■ Stated exercise
Gather all lines in the data that hold the string "Signal".

■ Records for the task
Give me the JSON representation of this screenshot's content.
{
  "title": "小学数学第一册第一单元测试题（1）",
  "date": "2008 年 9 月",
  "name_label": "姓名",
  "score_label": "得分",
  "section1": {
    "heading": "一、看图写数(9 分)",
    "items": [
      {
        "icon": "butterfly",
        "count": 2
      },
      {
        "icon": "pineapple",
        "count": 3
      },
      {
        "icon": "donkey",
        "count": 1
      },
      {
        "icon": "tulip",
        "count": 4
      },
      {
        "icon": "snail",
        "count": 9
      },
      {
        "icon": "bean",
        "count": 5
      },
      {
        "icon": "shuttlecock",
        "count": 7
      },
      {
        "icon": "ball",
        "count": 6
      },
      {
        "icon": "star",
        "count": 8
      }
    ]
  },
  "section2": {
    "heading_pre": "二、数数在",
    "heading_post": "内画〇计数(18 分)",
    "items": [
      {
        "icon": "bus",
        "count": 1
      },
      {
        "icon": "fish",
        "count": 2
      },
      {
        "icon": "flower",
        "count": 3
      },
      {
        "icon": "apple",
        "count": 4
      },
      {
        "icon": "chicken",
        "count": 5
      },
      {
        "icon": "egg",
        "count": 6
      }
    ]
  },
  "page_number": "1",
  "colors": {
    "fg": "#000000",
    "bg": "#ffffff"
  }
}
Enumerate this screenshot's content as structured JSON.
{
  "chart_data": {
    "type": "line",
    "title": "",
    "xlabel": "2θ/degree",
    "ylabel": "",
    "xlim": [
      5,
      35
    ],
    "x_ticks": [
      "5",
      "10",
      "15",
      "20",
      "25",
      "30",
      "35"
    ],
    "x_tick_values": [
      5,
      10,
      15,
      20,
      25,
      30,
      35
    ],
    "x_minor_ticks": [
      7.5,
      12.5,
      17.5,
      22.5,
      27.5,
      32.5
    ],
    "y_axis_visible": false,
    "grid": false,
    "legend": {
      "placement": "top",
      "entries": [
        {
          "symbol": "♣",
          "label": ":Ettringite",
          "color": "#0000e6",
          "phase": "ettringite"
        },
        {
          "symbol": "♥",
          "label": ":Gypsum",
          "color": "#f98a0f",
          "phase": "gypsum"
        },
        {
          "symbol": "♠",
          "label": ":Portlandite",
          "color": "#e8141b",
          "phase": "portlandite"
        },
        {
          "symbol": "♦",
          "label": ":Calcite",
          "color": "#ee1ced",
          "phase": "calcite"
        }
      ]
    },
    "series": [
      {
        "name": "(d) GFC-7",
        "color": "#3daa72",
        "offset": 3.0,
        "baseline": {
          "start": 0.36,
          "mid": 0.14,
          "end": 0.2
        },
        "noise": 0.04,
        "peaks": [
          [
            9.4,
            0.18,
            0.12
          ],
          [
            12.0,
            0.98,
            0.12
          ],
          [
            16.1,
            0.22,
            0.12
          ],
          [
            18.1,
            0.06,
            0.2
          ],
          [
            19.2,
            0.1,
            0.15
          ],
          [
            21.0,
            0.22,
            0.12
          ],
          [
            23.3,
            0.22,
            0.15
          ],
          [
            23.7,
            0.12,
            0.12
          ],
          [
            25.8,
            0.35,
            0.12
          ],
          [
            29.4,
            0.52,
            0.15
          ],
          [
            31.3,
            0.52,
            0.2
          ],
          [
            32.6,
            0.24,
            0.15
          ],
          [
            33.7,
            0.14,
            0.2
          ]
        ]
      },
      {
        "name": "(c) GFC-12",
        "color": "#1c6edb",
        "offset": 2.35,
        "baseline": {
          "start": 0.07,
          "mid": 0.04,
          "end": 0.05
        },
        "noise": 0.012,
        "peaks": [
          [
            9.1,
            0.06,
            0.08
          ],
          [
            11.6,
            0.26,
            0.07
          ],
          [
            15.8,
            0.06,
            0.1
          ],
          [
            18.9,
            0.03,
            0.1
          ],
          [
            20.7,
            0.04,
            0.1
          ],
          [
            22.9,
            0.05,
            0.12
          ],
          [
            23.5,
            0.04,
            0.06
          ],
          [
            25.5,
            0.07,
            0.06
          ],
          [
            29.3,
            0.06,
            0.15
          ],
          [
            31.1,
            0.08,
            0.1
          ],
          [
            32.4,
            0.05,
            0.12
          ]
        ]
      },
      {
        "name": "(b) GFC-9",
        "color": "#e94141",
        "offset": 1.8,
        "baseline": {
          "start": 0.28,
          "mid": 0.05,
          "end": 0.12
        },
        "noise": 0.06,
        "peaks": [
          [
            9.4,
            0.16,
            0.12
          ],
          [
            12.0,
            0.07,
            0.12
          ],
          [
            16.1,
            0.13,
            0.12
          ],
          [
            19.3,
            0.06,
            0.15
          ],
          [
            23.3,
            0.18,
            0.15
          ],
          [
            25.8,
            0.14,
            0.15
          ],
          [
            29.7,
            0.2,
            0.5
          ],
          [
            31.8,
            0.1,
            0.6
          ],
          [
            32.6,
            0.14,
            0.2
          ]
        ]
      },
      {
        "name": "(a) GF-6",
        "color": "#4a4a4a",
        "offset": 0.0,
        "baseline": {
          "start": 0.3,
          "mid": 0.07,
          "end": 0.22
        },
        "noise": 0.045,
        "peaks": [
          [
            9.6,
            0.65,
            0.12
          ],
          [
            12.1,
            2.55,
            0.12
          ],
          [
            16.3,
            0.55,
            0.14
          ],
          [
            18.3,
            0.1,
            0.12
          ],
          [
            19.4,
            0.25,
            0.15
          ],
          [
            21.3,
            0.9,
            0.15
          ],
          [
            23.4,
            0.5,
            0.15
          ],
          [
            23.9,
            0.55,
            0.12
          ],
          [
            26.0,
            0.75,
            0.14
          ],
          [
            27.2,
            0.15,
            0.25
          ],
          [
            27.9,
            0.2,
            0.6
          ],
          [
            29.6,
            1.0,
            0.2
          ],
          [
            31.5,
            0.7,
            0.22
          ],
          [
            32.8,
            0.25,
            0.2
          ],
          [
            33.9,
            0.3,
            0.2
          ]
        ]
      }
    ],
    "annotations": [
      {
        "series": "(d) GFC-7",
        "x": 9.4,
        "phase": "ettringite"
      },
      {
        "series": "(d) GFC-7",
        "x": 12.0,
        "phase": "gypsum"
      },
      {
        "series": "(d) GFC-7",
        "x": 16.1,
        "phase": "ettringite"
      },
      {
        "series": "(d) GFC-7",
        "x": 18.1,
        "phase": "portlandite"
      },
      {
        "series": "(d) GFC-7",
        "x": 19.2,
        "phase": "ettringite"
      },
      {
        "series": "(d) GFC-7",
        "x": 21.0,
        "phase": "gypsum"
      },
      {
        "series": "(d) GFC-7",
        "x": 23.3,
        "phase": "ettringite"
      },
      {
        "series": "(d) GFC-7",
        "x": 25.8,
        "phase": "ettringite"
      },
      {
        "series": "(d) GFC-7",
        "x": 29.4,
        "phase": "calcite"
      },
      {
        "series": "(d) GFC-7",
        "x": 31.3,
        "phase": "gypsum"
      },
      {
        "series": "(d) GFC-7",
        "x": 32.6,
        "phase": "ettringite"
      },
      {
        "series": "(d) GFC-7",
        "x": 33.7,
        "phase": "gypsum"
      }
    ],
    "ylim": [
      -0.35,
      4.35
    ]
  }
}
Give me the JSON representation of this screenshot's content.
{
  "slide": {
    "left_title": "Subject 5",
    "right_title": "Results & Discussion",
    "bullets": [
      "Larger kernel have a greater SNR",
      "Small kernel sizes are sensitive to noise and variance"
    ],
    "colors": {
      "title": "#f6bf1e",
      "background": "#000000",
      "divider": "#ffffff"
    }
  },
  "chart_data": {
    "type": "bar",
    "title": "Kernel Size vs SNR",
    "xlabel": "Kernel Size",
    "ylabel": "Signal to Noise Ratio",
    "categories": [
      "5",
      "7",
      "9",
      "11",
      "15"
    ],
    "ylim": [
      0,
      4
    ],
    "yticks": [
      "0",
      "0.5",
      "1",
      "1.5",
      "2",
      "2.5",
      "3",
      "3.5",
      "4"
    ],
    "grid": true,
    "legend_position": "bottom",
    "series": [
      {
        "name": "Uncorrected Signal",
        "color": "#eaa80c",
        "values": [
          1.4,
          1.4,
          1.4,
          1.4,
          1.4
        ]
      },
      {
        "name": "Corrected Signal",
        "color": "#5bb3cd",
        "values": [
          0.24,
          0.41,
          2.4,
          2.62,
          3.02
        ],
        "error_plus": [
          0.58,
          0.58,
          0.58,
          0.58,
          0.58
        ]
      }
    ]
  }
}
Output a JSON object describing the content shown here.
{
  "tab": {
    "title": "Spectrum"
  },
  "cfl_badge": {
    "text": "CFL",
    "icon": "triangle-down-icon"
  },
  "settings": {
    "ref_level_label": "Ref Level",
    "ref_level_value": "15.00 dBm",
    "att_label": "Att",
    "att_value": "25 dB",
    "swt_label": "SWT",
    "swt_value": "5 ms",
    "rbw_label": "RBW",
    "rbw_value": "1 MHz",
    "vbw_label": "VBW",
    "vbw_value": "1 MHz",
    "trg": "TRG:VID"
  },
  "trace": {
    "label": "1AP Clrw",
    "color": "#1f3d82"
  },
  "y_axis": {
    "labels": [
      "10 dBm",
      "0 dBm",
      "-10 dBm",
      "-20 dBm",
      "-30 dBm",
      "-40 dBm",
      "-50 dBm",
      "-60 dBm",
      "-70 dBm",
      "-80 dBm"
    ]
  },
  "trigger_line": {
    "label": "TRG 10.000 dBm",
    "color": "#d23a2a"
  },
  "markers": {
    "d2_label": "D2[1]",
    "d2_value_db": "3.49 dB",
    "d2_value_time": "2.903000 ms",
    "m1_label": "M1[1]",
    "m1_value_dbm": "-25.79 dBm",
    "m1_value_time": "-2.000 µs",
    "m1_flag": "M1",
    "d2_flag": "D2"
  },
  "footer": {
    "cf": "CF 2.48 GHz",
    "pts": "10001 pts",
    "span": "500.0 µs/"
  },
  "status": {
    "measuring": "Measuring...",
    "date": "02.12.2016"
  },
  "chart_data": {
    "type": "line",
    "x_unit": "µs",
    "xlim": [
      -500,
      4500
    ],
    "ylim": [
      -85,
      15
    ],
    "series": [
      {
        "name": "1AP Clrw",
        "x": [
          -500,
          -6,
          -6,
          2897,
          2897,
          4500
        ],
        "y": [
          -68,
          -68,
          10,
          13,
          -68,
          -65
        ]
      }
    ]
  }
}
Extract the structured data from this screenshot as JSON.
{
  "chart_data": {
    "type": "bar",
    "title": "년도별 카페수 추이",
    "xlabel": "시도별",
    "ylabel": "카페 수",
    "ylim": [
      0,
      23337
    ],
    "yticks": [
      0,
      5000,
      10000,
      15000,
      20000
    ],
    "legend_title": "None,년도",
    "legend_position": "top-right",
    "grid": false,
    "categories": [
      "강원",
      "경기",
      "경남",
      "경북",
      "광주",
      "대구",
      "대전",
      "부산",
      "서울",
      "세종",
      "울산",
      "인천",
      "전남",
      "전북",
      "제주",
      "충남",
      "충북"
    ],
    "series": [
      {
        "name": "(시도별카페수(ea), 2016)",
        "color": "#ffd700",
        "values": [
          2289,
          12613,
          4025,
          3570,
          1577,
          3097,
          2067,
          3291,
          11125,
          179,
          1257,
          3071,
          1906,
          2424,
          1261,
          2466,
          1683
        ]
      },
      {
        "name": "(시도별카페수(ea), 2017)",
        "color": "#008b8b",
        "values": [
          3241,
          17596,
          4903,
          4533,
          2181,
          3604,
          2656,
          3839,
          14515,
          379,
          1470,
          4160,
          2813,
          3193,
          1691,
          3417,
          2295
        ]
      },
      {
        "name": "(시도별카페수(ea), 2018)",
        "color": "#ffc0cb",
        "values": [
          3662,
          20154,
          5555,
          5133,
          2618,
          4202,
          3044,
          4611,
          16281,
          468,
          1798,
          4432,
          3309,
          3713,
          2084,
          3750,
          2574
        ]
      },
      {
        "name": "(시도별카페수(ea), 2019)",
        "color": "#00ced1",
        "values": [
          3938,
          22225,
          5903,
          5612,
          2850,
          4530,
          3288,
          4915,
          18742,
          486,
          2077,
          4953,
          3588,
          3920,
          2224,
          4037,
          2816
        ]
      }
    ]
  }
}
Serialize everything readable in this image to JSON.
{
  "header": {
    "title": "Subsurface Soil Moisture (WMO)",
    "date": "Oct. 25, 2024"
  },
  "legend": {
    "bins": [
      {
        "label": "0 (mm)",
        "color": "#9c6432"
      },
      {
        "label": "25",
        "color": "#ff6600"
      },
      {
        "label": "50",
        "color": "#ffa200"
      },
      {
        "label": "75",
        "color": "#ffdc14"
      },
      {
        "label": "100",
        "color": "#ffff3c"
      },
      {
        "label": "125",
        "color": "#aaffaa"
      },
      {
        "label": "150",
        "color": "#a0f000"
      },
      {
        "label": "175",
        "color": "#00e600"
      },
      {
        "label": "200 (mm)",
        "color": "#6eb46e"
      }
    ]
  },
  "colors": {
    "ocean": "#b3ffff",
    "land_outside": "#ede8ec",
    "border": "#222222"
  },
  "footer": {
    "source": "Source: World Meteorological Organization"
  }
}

■ Written answer
    "ylabel": "Signal to Noise Ratio",
        "name": "Uncorrected Signal",
        "name": "Corrected Signal",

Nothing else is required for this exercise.